Records for this task:
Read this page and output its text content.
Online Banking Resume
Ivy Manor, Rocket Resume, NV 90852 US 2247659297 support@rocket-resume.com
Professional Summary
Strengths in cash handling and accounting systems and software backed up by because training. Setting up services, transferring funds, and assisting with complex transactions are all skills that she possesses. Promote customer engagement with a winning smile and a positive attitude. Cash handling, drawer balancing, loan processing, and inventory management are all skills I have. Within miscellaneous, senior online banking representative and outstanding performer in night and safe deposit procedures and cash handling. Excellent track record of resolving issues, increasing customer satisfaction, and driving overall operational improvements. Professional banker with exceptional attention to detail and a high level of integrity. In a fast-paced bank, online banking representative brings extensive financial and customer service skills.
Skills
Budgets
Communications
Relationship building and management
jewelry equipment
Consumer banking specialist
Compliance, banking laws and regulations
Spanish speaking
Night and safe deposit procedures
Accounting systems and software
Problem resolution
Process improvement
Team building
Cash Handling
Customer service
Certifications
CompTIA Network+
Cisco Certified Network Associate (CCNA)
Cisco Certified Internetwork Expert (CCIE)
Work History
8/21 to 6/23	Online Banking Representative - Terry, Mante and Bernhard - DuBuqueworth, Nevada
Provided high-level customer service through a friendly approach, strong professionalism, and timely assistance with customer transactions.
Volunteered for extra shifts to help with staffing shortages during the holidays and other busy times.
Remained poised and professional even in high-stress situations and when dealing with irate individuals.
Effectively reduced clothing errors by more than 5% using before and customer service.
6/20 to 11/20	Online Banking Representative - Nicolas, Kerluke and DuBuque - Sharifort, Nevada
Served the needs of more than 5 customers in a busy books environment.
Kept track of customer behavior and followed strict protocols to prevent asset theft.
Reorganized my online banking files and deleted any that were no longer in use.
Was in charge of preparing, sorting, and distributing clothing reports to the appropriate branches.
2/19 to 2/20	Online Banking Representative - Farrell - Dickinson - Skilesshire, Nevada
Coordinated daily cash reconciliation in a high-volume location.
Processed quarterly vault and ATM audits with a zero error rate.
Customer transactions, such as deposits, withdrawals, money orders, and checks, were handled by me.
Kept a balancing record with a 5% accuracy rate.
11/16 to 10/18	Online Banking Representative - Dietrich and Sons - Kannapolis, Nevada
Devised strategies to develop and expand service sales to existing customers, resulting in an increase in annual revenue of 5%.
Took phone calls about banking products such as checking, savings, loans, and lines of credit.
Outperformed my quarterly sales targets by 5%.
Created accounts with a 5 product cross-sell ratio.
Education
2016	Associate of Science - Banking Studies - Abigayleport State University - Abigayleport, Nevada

Task instructions: Your task is to output all of the data above word for word.

Solution to this problem:
Read this page and output its text content.
Online Banking Resume
Ivy Manor, Rocket Resume, NV 90852 US 2247659297 support@rocket-resume.com
Professional Summary
Strengths in cash handling and accounting systems and software backed up by because training. Setting up services, transferring funds, and assisting with complex transactions are all skills that she possesses. Promote customer engagement with a winning smile and a positive attitude. Cash handling, drawer balancing, loan processing, and inventory management are all skills I have. Within miscellaneous, senior online banking representative and outstanding performer in night and safe deposit procedures and cash handling. Excellent track record of resolving issues, increasing customer satisfaction, and driving overall operational improvements. Professional banker with exceptional attention to detail and a high level of integrity. In a fast-paced bank, online banking representative brings extensive financial and customer service skills.
Skills
Budgets
Communications
Relationship building and management
jewelry equipment
Consumer banking specialist
Compliance, banking laws and regulations
Spanish speaking
Night and safe deposit procedures
Accounting systems and software
Problem resolution
Process improvement
Team building
Cash Handling
Customer service
Certifications
CompTIA Network+
Cisco Certified Network Associate (CCNA)
Cisco Certified Internetwork Expert (CCIE)
Work History
8/21 to 6/23	Online Banking Representative - Terry, Mante and Bernhard - DuBuqueworth, Nevada
Provided high-level customer service through a friendly approach, strong professionalism, and timely assistance with customer transactions.
Volunteered for extra shifts to help with staffing shortages during the holidays and other busy times.
Remained poised and professional even in high-stress situations and when dealing with irate individuals.
Effectively reduced clothing errors by more than 5% using before and customer service.
6/20 to 11/20	Online Banking Representative - Nicolas, Kerluke and DuBuque - Sharifort, Nevada
Served the needs of more than 5 customers in a busy books environment.
Kept track of customer behavior and followed strict protocols to prevent asset theft.
Reorganized my online banking files and deleted any that were no longer in use.
Was in charge of preparing, sorting, and distributing clothing reports to the appropriate branches.
2/19 to 2/20	Online Banking Representative - Farrell - Dickinson - Skilesshire, Nevada
Coordinated daily cash reconciliation in a high-volume location.
Processed quarterly vault and ATM audits with a zero error rate.
Customer transactions, such as deposits, withdrawals, money orders, and checks, were handled by me.
Kept a balancing record with a 5% accuracy rate.
11/16 to 10/18	Online Banking Representative - Dietrich and Sons - Kannapolis, Nevada
Devised strategies to develop and expand service sales to existing customers, resulting in an increase in annual revenue of 5%.
Took phone calls about banking products such as checking, savings, loans, and lines of credit.
Outperformed my quarterly sales targets by 5%.
Created accounts with a 5 product cross-sell ratio.
Education
2016	Associate of Science - Banking Studies - Abigayleport State University - Abigayleport, Nevada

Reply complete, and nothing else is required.